===== Record extracts

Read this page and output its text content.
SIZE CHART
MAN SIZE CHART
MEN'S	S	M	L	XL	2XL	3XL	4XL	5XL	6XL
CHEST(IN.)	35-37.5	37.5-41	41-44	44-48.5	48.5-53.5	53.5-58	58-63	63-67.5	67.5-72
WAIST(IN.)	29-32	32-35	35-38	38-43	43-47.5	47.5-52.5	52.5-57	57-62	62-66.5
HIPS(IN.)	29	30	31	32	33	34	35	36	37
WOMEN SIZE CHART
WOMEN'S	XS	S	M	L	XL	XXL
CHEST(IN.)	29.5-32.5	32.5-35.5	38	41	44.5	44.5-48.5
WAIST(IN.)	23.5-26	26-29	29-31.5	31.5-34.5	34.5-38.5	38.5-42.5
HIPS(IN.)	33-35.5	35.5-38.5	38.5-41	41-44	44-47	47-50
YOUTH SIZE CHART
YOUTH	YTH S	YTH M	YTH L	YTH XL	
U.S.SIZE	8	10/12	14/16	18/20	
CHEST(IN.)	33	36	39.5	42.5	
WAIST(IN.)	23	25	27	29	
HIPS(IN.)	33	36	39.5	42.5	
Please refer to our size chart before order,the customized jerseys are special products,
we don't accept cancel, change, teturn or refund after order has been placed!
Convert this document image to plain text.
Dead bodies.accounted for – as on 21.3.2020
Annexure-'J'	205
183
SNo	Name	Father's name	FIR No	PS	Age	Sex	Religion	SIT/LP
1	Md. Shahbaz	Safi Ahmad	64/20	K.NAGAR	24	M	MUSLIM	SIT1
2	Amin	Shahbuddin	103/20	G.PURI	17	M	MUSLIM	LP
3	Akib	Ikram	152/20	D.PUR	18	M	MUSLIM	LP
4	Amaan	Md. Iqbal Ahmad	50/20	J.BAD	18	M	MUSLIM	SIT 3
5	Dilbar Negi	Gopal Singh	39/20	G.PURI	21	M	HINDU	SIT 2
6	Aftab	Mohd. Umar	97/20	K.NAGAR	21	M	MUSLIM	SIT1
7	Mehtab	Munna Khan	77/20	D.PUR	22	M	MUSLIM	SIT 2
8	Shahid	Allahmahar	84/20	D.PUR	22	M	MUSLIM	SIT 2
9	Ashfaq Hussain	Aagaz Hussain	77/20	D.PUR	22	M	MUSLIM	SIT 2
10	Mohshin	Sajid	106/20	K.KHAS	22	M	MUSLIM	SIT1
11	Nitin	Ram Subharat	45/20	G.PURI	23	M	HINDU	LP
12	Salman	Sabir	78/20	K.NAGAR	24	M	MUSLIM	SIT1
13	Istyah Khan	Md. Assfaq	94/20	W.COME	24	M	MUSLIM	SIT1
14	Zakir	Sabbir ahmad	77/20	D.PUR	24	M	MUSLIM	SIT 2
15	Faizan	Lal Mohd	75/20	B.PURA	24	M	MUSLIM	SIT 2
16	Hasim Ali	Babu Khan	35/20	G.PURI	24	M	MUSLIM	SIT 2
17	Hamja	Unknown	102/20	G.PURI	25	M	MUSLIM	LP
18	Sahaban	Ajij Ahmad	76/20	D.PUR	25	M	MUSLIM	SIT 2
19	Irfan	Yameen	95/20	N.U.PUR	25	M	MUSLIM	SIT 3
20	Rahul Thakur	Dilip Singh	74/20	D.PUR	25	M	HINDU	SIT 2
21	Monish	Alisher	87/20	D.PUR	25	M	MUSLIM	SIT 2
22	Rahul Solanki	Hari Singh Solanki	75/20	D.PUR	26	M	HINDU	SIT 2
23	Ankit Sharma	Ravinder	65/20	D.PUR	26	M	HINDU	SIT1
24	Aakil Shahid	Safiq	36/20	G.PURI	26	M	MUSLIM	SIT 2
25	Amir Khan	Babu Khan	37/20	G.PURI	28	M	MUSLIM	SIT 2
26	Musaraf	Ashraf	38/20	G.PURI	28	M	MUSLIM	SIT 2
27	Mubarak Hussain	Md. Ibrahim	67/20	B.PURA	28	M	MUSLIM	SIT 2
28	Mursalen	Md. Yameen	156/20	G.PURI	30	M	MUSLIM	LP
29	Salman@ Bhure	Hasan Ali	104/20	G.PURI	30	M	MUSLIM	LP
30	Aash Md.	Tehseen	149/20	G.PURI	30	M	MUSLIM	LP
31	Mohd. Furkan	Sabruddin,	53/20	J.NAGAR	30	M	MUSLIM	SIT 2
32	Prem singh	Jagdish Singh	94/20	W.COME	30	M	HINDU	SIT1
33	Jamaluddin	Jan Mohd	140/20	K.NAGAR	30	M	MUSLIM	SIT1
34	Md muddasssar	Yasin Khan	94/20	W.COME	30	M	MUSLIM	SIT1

==========

### Required work:
Report only the number of lines in the records that include the word "PURA".

### Exercise response:
2